Data entries:

-- Begin --

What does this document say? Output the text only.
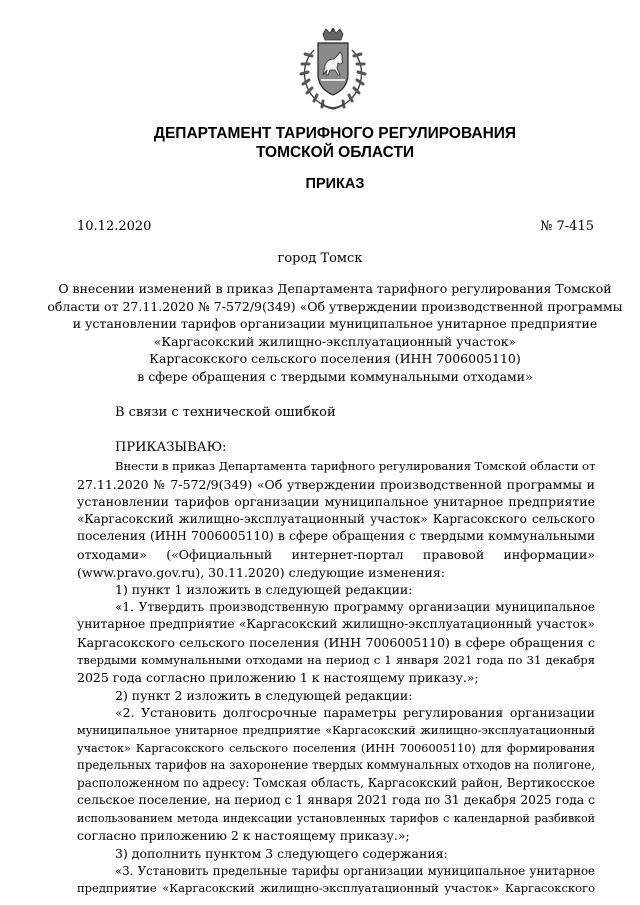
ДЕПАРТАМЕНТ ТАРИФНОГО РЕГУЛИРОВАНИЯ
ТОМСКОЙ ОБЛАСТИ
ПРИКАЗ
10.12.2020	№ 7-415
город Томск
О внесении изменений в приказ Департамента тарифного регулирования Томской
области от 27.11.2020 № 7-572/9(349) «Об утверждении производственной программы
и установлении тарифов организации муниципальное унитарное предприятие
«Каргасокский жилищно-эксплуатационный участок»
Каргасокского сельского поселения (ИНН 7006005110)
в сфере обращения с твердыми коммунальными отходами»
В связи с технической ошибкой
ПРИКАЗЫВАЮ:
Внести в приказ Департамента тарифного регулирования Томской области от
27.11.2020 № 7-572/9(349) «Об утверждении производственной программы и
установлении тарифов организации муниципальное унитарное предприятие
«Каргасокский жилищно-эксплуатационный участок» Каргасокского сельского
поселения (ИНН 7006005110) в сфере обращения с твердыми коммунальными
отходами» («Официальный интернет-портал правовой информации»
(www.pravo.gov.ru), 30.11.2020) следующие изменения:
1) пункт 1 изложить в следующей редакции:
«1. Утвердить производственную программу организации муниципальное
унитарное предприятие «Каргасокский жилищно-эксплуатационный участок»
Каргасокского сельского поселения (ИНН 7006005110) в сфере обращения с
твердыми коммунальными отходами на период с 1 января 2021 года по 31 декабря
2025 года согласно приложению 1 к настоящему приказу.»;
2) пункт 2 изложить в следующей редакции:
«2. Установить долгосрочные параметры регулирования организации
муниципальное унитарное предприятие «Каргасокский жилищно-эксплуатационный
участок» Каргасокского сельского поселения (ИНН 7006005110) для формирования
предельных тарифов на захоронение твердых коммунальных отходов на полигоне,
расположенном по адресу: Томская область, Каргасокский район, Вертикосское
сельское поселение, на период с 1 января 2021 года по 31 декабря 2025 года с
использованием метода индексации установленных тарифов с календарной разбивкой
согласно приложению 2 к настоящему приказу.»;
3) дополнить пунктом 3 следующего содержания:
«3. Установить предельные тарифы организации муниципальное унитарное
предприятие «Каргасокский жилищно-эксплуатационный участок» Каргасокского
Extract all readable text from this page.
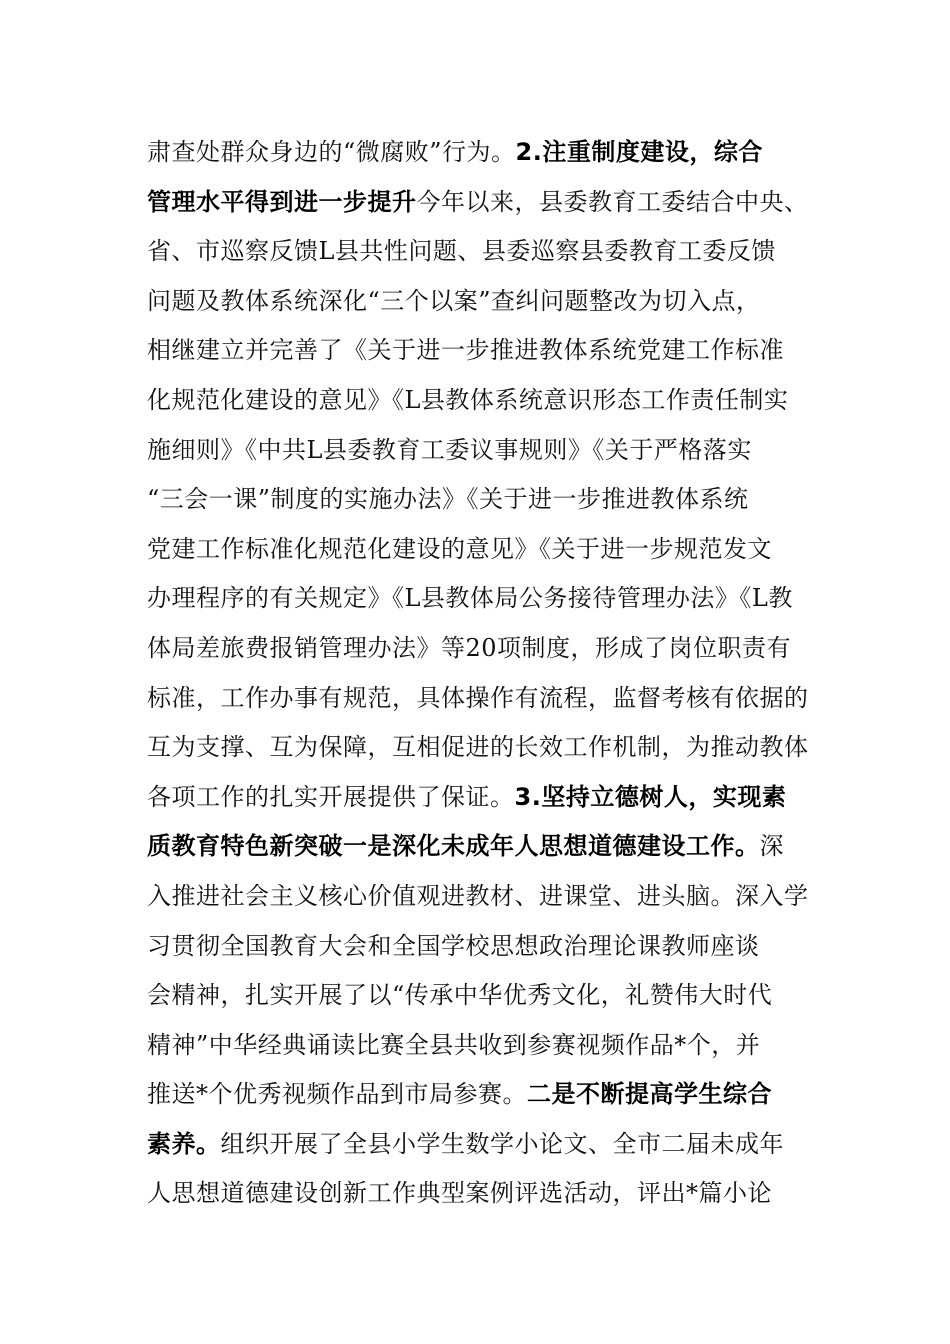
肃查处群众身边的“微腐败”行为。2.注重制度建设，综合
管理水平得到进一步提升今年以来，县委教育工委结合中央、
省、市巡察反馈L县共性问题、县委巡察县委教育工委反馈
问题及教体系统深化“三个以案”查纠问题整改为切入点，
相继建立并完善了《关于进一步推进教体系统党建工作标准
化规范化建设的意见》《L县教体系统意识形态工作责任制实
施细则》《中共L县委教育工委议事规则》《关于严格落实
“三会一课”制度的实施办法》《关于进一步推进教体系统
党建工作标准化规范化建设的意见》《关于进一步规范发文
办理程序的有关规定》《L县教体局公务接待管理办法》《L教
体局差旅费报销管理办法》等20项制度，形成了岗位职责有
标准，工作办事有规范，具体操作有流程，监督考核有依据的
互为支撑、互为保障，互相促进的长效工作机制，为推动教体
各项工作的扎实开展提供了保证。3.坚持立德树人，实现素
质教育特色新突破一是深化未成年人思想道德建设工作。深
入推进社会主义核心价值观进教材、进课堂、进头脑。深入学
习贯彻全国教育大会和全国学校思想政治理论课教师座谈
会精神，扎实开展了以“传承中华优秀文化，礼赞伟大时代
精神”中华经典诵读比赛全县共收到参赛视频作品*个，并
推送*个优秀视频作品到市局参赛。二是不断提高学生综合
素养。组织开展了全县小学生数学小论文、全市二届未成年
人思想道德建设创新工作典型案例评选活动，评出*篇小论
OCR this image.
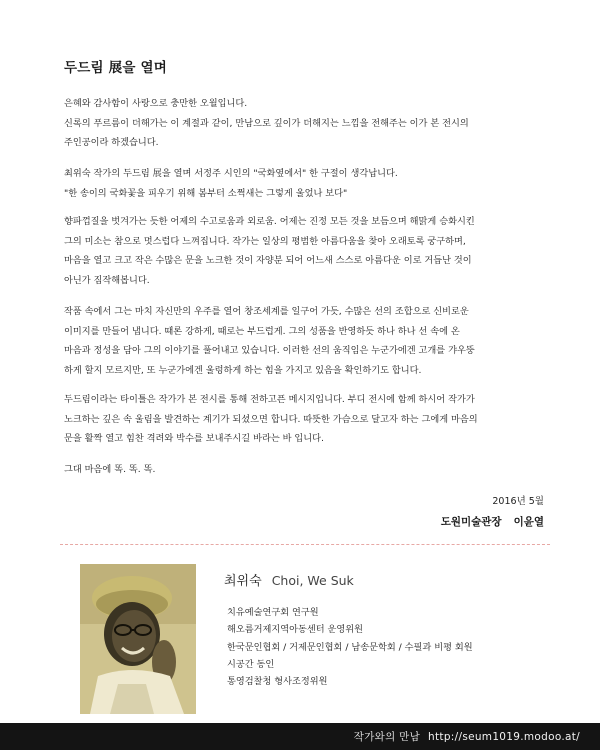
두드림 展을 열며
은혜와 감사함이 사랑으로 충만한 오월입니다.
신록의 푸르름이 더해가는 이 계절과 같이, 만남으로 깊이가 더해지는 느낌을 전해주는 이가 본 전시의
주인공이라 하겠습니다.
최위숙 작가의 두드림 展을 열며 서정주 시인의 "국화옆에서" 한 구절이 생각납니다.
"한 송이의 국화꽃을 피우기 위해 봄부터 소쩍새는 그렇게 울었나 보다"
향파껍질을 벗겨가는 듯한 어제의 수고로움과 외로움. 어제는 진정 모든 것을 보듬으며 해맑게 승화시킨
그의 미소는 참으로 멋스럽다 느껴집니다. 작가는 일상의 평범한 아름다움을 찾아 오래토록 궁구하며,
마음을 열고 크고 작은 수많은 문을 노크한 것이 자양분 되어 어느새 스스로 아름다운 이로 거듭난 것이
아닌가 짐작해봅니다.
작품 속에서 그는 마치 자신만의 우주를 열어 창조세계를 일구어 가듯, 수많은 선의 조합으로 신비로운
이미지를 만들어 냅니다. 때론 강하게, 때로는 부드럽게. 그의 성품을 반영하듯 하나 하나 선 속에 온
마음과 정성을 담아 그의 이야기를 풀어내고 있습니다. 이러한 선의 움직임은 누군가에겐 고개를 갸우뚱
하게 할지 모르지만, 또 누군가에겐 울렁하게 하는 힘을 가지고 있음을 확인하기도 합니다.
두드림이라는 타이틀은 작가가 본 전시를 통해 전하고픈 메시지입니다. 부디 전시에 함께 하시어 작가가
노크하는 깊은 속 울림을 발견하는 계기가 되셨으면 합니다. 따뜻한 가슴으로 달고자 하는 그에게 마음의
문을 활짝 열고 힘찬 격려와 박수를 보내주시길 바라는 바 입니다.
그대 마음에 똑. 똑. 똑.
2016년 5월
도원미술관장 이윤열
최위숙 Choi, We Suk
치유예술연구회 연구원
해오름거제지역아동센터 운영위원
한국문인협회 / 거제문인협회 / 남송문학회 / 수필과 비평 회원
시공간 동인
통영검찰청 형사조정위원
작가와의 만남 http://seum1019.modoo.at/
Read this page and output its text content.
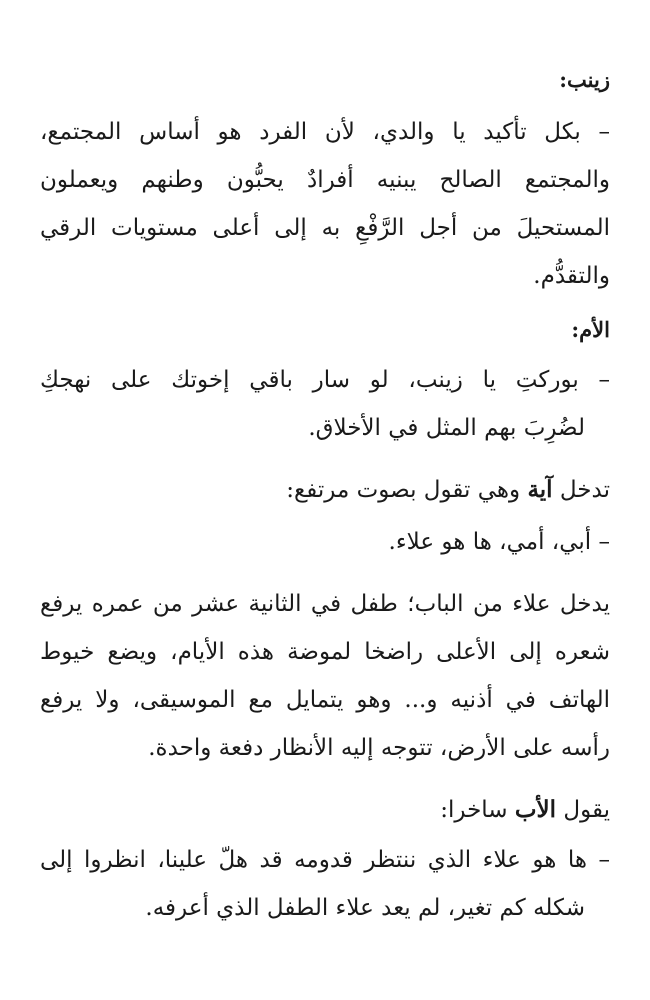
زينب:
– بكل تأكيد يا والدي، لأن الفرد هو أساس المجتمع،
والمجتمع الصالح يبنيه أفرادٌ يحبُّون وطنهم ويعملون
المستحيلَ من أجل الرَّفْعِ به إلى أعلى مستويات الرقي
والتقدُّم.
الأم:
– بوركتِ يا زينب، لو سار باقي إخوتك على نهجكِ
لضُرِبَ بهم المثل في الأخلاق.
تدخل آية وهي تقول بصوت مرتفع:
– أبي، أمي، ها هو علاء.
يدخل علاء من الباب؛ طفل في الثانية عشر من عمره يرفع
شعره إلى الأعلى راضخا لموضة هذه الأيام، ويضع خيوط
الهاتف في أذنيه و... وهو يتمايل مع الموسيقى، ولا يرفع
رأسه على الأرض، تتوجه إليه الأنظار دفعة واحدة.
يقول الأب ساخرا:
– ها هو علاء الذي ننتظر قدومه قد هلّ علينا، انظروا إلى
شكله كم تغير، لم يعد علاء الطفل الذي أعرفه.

-- End --

* [GIVEN EXERCISE]:
Every entry must be transcribed exactly. Pictures do not belong in the copy.

* [FINAL ANSWER]:
What does this document say? Output the text only.
ДЕПАРТАМЕНТ ТАРИФНОГО РЕГУЛИРОВАНИЯ
ТОМСКОЙ ОБЛАСТИ
ПРИКАЗ
10.12.2020	№ 7-415
город Томск
О внесении изменений в приказ Департамента тарифного регулирования Томской
области от 27.11.2020 № 7-572/9(349) «Об утверждении производственной программы
и установлении тарифов организации муниципальное унитарное предприятие
«Каргасокский жилищно-эксплуатационный участок»
Каргасокского сельского поселения (ИНН 7006005110)
в сфере обращения с твердыми коммунальными отходами»
В связи с технической ошибкой
ПРИКАЗЫВАЮ:
Внести в приказ Департамента тарифного регулирования Томской области от
27.11.2020 № 7-572/9(349) «Об утверждении производственной программы и
установлении тарифов организации муниципальное унитарное предприятие
«Каргасокский жилищно-эксплуатационный участок» Каргасокского сельского
поселения (ИНН 7006005110) в сфере обращения с твердыми коммунальными
отходами» («Официальный интернет-портал правовой информации»
(www.pravo.gov.ru), 30.11.2020) следующие изменения:
1) пункт 1 изложить в следующей редакции:
«1. Утвердить производственную программу организации муниципальное
унитарное предприятие «Каргасокский жилищно-эксплуатационный участок»
Каргасокского сельского поселения (ИНН 7006005110) в сфере обращения с
твердыми коммунальными отходами на период с 1 января 2021 года по 31 декабря
2025 года согласно приложению 1 к настоящему приказу.»;
2) пункт 2 изложить в следующей редакции:
«2. Установить долгосрочные параметры регулирования организации
муниципальное унитарное предприятие «Каргасокский жилищно-эксплуатационный
участок» Каргасокского сельского поселения (ИНН 7006005110) для формирования
предельных тарифов на захоронение твердых коммунальных отходов на полигоне,
расположенном по адресу: Томская область, Каргасокский район, Вертикосское
сельское поселение, на период с 1 января 2021 года по 31 декабря 2025 года с
использованием метода индексации установленных тарифов с календарной разбивкой
согласно приложению 2 к настоящему приказу.»;
3) дополнить пунктом 3 следующего содержания:
«3. Установить предельные тарифы организации муниципальное унитарное
предприятие «Каргасокский жилищно-эксплуатационный участок» Каргасокского
Extract all readable text from this page.
肃查处群众身边的“微腐败”行为。2.注重制度建设，综合
管理水平得到进一步提升今年以来，县委教育工委结合中央、
省、市巡察反馈L县共性问题、县委巡察县委教育工委反馈
问题及教体系统深化“三个以案”查纠问题整改为切入点，
相继建立并完善了《关于进一步推进教体系统党建工作标准
化规范化建设的意见》《L县教体系统意识形态工作责任制实
施细则》《中共L县委教育工委议事规则》《关于严格落实
“三会一课”制度的实施办法》《关于进一步推进教体系统
党建工作标准化规范化建设的意见》《关于进一步规范发文
办理程序的有关规定》《L县教体局公务接待管理办法》《L教
体局差旅费报销管理办法》等20项制度，形成了岗位职责有
标准，工作办事有规范，具体操作有流程，监督考核有依据的
互为支撑、互为保障，互相促进的长效工作机制，为推动教体
各项工作的扎实开展提供了保证。3.坚持立德树人，实现素
质教育特色新突破一是深化未成年人思想道德建设工作。深
入推进社会主义核心价值观进教材、进课堂、进头脑。深入学
习贯彻全国教育大会和全国学校思想政治理论课教师座谈
会精神，扎实开展了以“传承中华优秀文化，礼赞伟大时代
精神”中华经典诵读比赛全县共收到参赛视频作品*个，并
推送*个优秀视频作品到市局参赛。二是不断提高学生综合
素养。组织开展了全县小学生数学小论文、全市二届未成年
人思想道德建设创新工作典型案例评选活动，评出*篇小论
OCR this image.
두드림 展을 열며
은혜와 감사함이 사랑으로 충만한 오월입니다.
신록의 푸르름이 더해가는 이 계절과 같이, 만남으로 깊이가 더해지는 느낌을 전해주는 이가 본 전시의
주인공이라 하겠습니다.
최위숙 작가의 두드림 展을 열며 서정주 시인의 "국화옆에서" 한 구절이 생각납니다.
"한 송이의 국화꽃을 피우기 위해 봄부터 소쩍새는 그렇게 울었나 보다"
향파껍질을 벗겨가는 듯한 어제의 수고로움과 외로움. 어제는 진정 모든 것을 보듬으며 해맑게 승화시킨
그의 미소는 참으로 멋스럽다 느껴집니다. 작가는 일상의 평범한 아름다움을 찾아 오래토록 궁구하며,
마음을 열고 크고 작은 수많은 문을 노크한 것이 자양분 되어 어느새 스스로 아름다운 이로 거듭난 것이
아닌가 짐작해봅니다.
작품 속에서 그는 마치 자신만의 우주를 열어 창조세계를 일구어 가듯, 수많은 선의 조합으로 신비로운
이미지를 만들어 냅니다. 때론 강하게, 때로는 부드럽게. 그의 성품을 반영하듯 하나 하나 선 속에 온
마음과 정성을 담아 그의 이야기를 풀어내고 있습니다. 이러한 선의 움직임은 누군가에겐 고개를 갸우뚱
하게 할지 모르지만, 또 누군가에겐 울렁하게 하는 힘을 가지고 있음을 확인하기도 합니다.
두드림이라는 타이틀은 작가가 본 전시를 통해 전하고픈 메시지입니다. 부디 전시에 함께 하시어 작가가
노크하는 깊은 속 울림을 발견하는 계기가 되셨으면 합니다. 따뜻한 가슴으로 달고자 하는 그에게 마음의
문을 활짝 열고 힘찬 격려와 박수를 보내주시길 바라는 바 입니다.
그대 마음에 똑. 똑. 똑.
2016년 5월
도원미술관장 이윤열
최위숙 Choi, We Suk
치유예술연구회 연구원
해오름거제지역아동센터 운영위원
한국문인협회 / 거제문인협회 / 남송문학회 / 수필과 비평 회원
시공간 동인
통영검찰청 형사조정위원
작가와의 만남 http://seum1019.modoo.at/
Read this page and output its text content.
زينب:
– بكل تأكيد يا والدي، لأن الفرد هو أساس المجتمع،
والمجتمع الصالح يبنيه أفرادٌ يحبُّون وطنهم ويعملون
المستحيلَ من أجل الرَّفْعِ به إلى أعلى مستويات الرقي
والتقدُّم.
الأم:
– بوركتِ يا زينب، لو سار باقي إخوتك على نهجكِ
لضُرِبَ بهم المثل في الأخلاق.
تدخل آية وهي تقول بصوت مرتفع:
– أبي، أمي، ها هو علاء.
يدخل علاء من الباب؛ طفل في الثانية عشر من عمره يرفع
شعره إلى الأعلى راضخا لموضة هذه الأيام، ويضع خيوط
الهاتف في أذنيه و... وهو يتمايل مع الموسيقى، ولا يرفع
رأسه على الأرض، تتوجه إليه الأنظار دفعة واحدة.
يقول الأب ساخرا:
– ها هو علاء الذي ننتظر قدومه قد هلّ علينا، انظروا إلى
شكله كم تغير، لم يعد علاء الطفل الذي أعرفه.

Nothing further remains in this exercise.